Directive:
Write out the records below once more, exactly as they stand.

======== Exercise inputs ========

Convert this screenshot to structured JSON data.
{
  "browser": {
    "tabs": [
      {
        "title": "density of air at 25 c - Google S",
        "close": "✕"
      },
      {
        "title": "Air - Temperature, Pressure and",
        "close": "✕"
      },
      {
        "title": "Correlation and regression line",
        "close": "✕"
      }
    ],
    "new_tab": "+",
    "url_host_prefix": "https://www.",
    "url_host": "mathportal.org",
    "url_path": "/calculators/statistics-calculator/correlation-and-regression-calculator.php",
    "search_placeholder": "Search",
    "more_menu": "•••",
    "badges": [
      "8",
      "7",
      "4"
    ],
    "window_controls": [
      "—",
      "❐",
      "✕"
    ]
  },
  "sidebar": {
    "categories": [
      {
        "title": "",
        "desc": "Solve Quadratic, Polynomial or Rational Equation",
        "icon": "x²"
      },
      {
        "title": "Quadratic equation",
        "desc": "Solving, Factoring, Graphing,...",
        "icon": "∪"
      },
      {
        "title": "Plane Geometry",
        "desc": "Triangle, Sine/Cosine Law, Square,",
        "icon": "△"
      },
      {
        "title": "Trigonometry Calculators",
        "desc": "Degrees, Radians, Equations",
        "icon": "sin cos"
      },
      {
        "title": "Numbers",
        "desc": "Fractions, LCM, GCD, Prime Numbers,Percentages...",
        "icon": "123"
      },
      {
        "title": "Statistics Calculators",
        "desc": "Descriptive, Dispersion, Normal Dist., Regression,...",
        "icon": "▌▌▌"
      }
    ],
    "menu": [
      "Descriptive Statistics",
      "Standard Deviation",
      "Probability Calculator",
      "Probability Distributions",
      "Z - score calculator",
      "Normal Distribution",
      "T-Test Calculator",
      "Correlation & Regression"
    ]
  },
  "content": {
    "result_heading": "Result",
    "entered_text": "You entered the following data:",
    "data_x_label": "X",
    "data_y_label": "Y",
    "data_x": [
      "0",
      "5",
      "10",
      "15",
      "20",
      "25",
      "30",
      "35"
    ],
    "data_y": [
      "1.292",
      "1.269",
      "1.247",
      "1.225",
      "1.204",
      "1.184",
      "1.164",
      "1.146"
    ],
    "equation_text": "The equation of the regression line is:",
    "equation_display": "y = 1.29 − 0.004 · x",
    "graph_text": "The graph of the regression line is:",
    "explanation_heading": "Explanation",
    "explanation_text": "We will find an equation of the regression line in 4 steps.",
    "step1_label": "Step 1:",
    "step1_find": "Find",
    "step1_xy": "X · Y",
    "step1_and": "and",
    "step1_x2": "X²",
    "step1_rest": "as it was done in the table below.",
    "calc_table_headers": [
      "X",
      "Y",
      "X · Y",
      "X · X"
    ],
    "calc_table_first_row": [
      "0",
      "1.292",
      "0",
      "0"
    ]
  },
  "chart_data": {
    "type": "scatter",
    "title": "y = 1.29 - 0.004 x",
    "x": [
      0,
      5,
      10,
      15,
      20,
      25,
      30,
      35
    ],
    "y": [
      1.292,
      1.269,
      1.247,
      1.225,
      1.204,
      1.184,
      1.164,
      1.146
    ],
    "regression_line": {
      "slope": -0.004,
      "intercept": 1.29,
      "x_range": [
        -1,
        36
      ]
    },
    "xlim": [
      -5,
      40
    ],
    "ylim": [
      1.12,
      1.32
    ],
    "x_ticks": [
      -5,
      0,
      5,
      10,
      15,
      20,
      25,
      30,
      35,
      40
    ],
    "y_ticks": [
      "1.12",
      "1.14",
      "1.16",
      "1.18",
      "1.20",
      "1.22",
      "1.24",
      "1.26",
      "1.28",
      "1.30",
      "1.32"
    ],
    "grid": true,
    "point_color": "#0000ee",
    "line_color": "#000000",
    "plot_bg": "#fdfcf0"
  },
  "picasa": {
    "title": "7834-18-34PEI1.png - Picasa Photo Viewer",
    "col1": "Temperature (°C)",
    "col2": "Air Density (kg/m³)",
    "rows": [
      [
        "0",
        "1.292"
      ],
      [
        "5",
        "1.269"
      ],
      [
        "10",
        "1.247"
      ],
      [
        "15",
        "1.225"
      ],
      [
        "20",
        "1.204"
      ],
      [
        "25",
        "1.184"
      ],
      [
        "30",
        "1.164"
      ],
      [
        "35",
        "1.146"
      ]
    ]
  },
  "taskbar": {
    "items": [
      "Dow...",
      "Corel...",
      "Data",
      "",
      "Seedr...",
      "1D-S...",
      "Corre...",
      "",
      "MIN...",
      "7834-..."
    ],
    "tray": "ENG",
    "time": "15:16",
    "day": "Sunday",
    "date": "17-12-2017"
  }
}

========

Expected output:
Convert this screenshot to structured JSON data.
{
  "browser": {
    "tabs": [
      {
        "title": "density of air at 25 c - Google S",
        "close": "✕"
      },
      {
        "title": "Air - Temperature, Pressure and",
        "close": "✕"
      },
      {
        "title": "Correlation and regression line",
        "close": "✕"
      }
    ],
    "new_tab": "+",
    "url_host_prefix": "https://www.",
    "url_host": "mathportal.org",
    "url_path": "/calculators/statistics-calculator/correlation-and-regression-calculator.php",
    "search_placeholder": "Search",
    "more_menu": "•••",
    "badges": [
      "8",
      "7",
      "4"
    ],
    "window_controls": [
      "—",
      "❐",
      "✕"
    ]
  },
  "sidebar": {
    "categories": [
      {
        "title": "",
        "desc": "Solve Quadratic, Polynomial or Rational Equation",
        "icon": "x²"
      },
      {
        "title": "Quadratic equation",
        "desc": "Solving, Factoring, Graphing,...",
        "icon": "∪"
      },
      {
        "title": "Plane Geometry",
        "desc": "Triangle, Sine/Cosine Law, Square,",
        "icon": "△"
      },
      {
        "title": "Trigonometry Calculators",
        "desc": "Degrees, Radians, Equations",
        "icon": "sin cos"
      },
      {
        "title": "Numbers",
        "desc": "Fractions, LCM, GCD, Prime Numbers,Percentages...",
        "icon": "123"
      },
      {
        "title": "Statistics Calculators",
        "desc": "Descriptive, Dispersion, Normal Dist., Regression,...",
        "icon": "▌▌▌"
      }
    ],
    "menu": [
      "Descriptive Statistics",
      "Standard Deviation",
      "Probability Calculator",
      "Probability Distributions",
      "Z - score calculator",
      "Normal Distribution",
      "T-Test Calculator",
      "Correlation & Regression"
    ]
  },
  "content": {
    "result_heading": "Result",
    "entered_text": "You entered the following data:",
    "data_x_label": "X",
    "data_y_label": "Y",
    "data_x": [
      "0",
      "5",
      "10",
      "15",
      "20",
      "25",
      "30",
      "35"
    ],
    "data_y": [
      "1.292",
      "1.269",
      "1.247",
      "1.225",
      "1.204",
      "1.184",
      "1.164",
      "1.146"
    ],
    "equation_text": "The equation of the regression line is:",
    "equation_display": "y = 1.29 − 0.004 · x",
    "graph_text": "The graph of the regression line is:",
    "explanation_heading": "Explanation",
    "explanation_text": "We will find an equation of the regression line in 4 steps.",
    "step1_label": "Step 1:",
    "step1_find": "Find",
    "step1_xy": "X · Y",
    "step1_and": "and",
    "step1_x2": "X²",
    "step1_rest": "as it was done in the table below.",
    "calc_table_headers": [
      "X",
      "Y",
      "X · Y",
      "X · X"
    ],
    "calc_table_first_row": [
      "0",
      "1.292",
      "0",
      "0"
    ]
  },
  "chart_data": {
    "type": "scatter",
    "title": "y = 1.29 - 0.004 x",
    "x": [
      0,
      5,
      10,
      15,
      20,
      25,
      30,
      35
    ],
    "y": [
      1.292,
      1.269,
      1.247,
      1.225,
      1.204,
      1.184,
      1.164,
      1.146
    ],
    "regression_line": {
      "slope": -0.004,
      "intercept": 1.29,
      "x_range": [
        -1,
        36
      ]
    },
    "xlim": [
      -5,
      40
    ],
    "ylim": [
      1.12,
      1.32
    ],
    "x_ticks": [
      -5,
      0,
      5,
      10,
      15,
      20,
      25,
      30,
      35,
      40
    ],
    "y_ticks": [
      "1.12",
      "1.14",
      "1.16",
      "1.18",
      "1.20",
      "1.22",
      "1.24",
      "1.26",
      "1.28",
      "1.30",
      "1.32"
    ],
    "grid": true,
    "point_color": "#0000ee",
    "line_color": "#000000",
    "plot_bg": "#fdfcf0"
  },
  "picasa": {
    "title": "7834-18-34PEI1.png - Picasa Photo Viewer",
    "col1": "Temperature (°C)",
    "col2": "Air Density (kg/m³)",
    "rows": [
      [
        "0",
        "1.292"
      ],
      [
        "5",
        "1.269"
      ],
      [
        "10",
        "1.247"
      ],
      [
        "15",
        "1.225"
      ],
      [
        "20",
        "1.204"
      ],
      [
        "25",
        "1.184"
      ],
      [
        "30",
        "1.164"
      ],
      [
        "35",
        "1.146"
      ]
    ]
  },
  "taskbar": {
    "items": [
      "Dow...",
      "Corel...",
      "Data",
      "",
      "Seedr...",
      "1D-S...",
      "Corre...",
      "",
      "MIN...",
      "7834-..."
    ],
    "tray": "ENG",
    "time": "15:16",
    "day": "Sunday",
    "date": "17-12-2017"
  }
}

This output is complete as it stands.